- EXERCISE DESCRIPTION -
In the entries below, count every line containing "header". Return the number and nothing else.

*** TASK DATA

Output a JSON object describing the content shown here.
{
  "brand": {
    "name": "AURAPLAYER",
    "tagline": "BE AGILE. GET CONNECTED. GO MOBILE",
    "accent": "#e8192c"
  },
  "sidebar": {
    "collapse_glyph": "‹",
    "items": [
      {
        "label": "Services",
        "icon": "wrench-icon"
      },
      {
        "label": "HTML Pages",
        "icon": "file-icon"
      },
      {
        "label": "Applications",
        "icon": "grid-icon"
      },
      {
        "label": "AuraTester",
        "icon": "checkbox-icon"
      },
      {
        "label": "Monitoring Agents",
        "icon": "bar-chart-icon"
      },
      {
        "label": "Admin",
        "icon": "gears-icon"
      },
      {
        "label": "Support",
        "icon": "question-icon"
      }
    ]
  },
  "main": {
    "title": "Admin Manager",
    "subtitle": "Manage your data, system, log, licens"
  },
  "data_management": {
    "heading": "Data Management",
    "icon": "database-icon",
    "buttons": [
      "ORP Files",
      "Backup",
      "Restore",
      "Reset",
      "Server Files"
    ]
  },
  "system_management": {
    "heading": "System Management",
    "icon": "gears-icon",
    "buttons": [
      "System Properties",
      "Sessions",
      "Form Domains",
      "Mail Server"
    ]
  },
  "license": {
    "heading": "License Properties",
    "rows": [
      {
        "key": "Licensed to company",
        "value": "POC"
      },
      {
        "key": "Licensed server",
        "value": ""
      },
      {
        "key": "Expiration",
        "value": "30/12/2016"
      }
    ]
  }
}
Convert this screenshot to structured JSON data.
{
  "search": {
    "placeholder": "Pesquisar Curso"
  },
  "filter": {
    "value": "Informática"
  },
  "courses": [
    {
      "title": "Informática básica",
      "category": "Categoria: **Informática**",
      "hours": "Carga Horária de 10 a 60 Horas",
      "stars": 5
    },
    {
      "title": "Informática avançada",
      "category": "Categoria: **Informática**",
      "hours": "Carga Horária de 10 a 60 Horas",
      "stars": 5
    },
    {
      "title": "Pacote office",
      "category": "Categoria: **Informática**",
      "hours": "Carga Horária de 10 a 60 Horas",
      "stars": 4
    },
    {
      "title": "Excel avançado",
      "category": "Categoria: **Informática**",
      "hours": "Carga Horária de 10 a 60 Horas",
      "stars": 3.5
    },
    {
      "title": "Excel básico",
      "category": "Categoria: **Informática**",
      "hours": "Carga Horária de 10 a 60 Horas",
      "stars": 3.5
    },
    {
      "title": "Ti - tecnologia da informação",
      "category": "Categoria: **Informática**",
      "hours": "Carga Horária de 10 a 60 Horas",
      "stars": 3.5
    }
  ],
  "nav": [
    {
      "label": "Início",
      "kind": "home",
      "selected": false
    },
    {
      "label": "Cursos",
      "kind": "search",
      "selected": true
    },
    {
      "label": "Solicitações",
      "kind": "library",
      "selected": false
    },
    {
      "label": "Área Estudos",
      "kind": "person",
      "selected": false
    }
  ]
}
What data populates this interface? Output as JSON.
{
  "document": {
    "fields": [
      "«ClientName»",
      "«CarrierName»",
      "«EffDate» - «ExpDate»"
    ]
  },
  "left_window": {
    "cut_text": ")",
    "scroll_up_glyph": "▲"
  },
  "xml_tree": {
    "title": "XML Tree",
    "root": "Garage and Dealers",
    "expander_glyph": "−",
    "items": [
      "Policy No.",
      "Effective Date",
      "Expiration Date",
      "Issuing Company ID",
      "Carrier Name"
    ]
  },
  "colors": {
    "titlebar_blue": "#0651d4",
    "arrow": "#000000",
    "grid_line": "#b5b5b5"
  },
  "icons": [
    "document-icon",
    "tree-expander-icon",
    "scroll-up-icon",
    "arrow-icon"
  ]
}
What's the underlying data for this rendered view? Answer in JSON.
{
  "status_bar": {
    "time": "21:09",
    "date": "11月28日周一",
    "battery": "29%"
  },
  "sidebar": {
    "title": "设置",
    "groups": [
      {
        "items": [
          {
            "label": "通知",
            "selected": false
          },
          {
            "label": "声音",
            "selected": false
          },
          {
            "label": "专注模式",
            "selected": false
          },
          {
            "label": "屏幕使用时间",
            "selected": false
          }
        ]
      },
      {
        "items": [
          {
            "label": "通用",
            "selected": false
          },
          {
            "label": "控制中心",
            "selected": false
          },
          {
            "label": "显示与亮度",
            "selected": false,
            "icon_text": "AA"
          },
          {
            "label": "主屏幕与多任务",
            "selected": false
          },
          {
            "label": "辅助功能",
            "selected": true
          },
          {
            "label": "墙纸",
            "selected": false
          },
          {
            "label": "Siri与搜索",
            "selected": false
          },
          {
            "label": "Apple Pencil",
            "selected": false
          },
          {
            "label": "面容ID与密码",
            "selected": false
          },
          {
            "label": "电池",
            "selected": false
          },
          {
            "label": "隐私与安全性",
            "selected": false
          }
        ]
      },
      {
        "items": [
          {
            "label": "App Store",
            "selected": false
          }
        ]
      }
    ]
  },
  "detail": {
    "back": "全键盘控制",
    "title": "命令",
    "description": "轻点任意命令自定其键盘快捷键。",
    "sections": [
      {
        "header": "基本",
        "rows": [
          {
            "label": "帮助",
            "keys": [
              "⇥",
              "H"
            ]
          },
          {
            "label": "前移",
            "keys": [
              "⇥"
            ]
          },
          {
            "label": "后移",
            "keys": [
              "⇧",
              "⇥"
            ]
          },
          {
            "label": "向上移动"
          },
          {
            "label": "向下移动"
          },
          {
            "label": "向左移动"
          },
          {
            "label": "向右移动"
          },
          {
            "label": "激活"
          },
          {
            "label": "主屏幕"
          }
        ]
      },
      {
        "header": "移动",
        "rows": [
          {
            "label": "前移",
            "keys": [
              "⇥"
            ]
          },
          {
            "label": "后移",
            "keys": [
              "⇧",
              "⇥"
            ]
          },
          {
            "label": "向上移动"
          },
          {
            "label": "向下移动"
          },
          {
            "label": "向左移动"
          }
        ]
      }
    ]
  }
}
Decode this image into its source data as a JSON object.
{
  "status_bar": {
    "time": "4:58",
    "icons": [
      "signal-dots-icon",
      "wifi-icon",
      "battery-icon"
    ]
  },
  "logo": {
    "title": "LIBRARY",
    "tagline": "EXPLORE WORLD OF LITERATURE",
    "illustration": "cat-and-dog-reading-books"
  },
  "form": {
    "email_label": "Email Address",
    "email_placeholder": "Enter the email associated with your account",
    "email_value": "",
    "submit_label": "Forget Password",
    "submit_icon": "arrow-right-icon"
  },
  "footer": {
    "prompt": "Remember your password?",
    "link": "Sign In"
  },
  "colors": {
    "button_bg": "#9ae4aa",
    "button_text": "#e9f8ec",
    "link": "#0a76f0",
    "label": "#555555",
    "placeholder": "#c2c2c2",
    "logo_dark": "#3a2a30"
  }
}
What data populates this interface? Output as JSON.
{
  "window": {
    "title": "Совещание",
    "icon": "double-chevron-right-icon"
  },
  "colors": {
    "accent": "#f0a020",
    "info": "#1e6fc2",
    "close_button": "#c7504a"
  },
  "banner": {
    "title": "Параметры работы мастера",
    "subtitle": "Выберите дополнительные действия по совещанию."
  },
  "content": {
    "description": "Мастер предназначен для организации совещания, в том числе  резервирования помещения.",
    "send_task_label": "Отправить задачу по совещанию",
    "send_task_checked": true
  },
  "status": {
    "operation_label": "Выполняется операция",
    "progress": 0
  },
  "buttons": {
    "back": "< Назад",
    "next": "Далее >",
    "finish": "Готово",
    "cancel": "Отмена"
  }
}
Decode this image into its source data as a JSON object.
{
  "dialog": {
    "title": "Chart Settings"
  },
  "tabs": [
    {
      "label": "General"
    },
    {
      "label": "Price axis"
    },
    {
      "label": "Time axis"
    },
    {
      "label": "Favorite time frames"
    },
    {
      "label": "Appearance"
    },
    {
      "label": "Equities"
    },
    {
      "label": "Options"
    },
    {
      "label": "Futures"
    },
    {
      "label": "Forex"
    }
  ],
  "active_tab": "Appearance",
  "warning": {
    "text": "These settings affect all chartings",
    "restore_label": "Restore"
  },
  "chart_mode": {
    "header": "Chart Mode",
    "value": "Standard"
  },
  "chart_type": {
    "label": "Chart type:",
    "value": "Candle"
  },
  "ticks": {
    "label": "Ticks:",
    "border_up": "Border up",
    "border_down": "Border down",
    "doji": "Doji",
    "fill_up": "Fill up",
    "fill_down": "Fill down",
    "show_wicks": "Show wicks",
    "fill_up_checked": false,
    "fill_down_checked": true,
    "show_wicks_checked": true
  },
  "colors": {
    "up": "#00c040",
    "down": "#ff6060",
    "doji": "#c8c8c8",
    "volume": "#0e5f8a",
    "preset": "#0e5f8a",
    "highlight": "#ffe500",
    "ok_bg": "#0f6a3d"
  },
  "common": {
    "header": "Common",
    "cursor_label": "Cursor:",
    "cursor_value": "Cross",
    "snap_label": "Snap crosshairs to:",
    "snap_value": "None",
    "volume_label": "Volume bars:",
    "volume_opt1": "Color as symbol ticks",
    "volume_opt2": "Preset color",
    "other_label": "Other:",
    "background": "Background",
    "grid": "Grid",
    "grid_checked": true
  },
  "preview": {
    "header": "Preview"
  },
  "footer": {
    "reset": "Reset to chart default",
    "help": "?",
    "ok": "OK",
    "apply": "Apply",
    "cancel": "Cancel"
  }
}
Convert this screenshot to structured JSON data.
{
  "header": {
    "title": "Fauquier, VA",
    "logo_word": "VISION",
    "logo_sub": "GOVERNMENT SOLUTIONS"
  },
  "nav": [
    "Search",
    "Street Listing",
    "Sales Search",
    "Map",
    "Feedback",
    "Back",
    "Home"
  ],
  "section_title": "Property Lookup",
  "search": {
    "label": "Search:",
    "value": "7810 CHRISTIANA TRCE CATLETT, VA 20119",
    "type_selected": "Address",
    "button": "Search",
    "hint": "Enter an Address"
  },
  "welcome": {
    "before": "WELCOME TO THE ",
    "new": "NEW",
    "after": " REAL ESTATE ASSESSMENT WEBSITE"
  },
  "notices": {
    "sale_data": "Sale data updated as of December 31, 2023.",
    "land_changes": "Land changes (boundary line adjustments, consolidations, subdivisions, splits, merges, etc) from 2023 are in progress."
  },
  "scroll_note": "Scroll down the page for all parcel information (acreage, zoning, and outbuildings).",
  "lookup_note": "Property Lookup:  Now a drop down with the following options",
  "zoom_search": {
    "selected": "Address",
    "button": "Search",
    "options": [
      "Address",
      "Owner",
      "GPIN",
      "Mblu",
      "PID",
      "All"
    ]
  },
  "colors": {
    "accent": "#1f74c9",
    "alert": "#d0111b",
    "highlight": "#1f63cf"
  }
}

******

- OUTPUT FOR THIS EXERCISE -
6